Records for processing:
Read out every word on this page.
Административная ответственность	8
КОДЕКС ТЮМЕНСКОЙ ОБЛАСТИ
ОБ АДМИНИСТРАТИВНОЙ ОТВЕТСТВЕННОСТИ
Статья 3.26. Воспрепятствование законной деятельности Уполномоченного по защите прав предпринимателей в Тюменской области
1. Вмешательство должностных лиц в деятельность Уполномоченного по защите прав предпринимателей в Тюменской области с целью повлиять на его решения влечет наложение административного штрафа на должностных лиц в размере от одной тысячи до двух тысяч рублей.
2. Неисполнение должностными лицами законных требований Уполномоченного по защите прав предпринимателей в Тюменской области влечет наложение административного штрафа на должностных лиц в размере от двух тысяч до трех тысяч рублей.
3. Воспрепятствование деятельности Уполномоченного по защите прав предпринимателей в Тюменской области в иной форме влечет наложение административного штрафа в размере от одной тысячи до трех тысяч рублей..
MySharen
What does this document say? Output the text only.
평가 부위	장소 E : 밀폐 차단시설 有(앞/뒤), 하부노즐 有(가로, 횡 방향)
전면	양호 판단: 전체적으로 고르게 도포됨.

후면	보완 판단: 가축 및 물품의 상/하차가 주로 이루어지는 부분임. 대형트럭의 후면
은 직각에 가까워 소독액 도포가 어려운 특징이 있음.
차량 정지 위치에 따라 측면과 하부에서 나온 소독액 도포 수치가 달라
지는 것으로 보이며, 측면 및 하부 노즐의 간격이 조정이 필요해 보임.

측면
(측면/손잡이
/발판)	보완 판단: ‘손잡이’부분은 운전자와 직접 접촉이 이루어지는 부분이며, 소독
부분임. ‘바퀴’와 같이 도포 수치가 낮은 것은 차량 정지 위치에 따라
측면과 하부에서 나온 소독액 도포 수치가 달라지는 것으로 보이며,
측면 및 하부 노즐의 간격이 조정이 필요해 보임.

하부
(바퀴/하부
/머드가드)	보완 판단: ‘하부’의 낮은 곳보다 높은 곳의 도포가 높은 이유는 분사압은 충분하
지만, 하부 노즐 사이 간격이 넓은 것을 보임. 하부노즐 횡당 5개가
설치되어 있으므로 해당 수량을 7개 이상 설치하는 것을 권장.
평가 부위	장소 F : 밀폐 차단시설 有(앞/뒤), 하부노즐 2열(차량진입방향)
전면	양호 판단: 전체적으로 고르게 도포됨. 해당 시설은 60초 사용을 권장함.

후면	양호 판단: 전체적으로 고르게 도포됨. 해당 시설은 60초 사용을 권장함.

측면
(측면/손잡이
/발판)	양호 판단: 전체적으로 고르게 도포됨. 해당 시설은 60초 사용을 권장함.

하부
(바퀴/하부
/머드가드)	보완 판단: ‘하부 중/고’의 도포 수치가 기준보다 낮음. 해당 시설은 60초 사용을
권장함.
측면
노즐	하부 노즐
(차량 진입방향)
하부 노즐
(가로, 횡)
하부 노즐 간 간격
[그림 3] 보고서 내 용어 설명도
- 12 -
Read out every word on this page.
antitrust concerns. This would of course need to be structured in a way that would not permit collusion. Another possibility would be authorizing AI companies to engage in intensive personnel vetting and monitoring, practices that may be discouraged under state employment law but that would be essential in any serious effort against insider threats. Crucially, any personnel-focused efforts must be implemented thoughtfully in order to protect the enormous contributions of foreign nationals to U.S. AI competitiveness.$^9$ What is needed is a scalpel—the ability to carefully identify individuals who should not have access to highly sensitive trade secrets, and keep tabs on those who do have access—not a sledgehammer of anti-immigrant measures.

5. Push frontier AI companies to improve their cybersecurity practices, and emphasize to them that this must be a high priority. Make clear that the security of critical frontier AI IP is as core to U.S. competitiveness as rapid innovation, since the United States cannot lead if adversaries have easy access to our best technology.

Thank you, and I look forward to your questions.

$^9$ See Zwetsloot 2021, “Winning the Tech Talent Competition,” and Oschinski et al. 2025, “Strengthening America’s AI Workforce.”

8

Problem details: Output an exact copy of the lines beginning at the one that holds "What does this" and running through the final line of the records.

Full response:
What does this document say? Output the text only.
평가 부위	장소 E : 밀폐 차단시설 有(앞/뒤), 하부노즐 有(가로, 횡 방향)
전면	양호 판단: 전체적으로 고르게 도포됨.

후면	보완 판단: 가축 및 물품의 상/하차가 주로 이루어지는 부분임. 대형트럭의 후면
은 직각에 가까워 소독액 도포가 어려운 특징이 있음.
차량 정지 위치에 따라 측면과 하부에서 나온 소독액 도포 수치가 달라
지는 것으로 보이며, 측면 및 하부 노즐의 간격이 조정이 필요해 보임.

측면
(측면/손잡이
/발판)	보완 판단: ‘손잡이’부분은 운전자와 직접 접촉이 이루어지는 부분이며, 소독
부분임. ‘바퀴’와 같이 도포 수치가 낮은 것은 차량 정지 위치에 따라
측면과 하부에서 나온 소독액 도포 수치가 달라지는 것으로 보이며,
측면 및 하부 노즐의 간격이 조정이 필요해 보임.

하부
(바퀴/하부
/머드가드)	보완 판단: ‘하부’의 낮은 곳보다 높은 곳의 도포가 높은 이유는 분사압은 충분하
지만, 하부 노즐 사이 간격이 넓은 것을 보임. 하부노즐 횡당 5개가
설치되어 있으므로 해당 수량을 7개 이상 설치하는 것을 권장.
평가 부위	장소 F : 밀폐 차단시설 有(앞/뒤), 하부노즐 2열(차량진입방향)
전면	양호 판단: 전체적으로 고르게 도포됨. 해당 시설은 60초 사용을 권장함.

후면	양호 판단: 전체적으로 고르게 도포됨. 해당 시설은 60초 사용을 권장함.

측면
(측면/손잡이
/발판)	양호 판단: 전체적으로 고르게 도포됨. 해당 시설은 60초 사용을 권장함.

하부
(바퀴/하부
/머드가드)	보완 판단: ‘하부 중/고’의 도포 수치가 기준보다 낮음. 해당 시설은 60초 사용을
권장함.
측면
노즐	하부 노즐
(차량 진입방향)
하부 노즐
(가로, 횡)
하부 노즐 간 간격
[그림 3] 보고서 내 용어 설명도
- 12 -
Read out every word on this page.
antitrust concerns. This would of course need to be structured in a way that would not permit collusion. Another possibility would be authorizing AI companies to engage in intensive personnel vetting and monitoring, practices that may be discouraged under state employment law but that would be essential in any serious effort against insider threats. Crucially, any personnel-focused efforts must be implemented thoughtfully in order to protect the enormous contributions of foreign nationals to U.S. AI competitiveness.$^9$ What is needed is a scalpel—the ability to carefully identify individuals who should not have access to highly sensitive trade secrets, and keep tabs on those who do have access—not a sledgehammer of anti-immigrant measures.

5. Push frontier AI companies to improve their cybersecurity practices, and emphasize to them that this must be a high priority. Make clear that the security of critical frontier AI IP is as core to U.S. competitiveness as rapid innovation, since the United States cannot lead if adversaries have easy access to our best technology.

Thank you, and I look forward to your questions.

$^9$ See Zwetsloot 2021, “Winning the Tech Talent Competition,” and Oschinski et al. 2025, “Strengthening America’s AI Workforce.”

8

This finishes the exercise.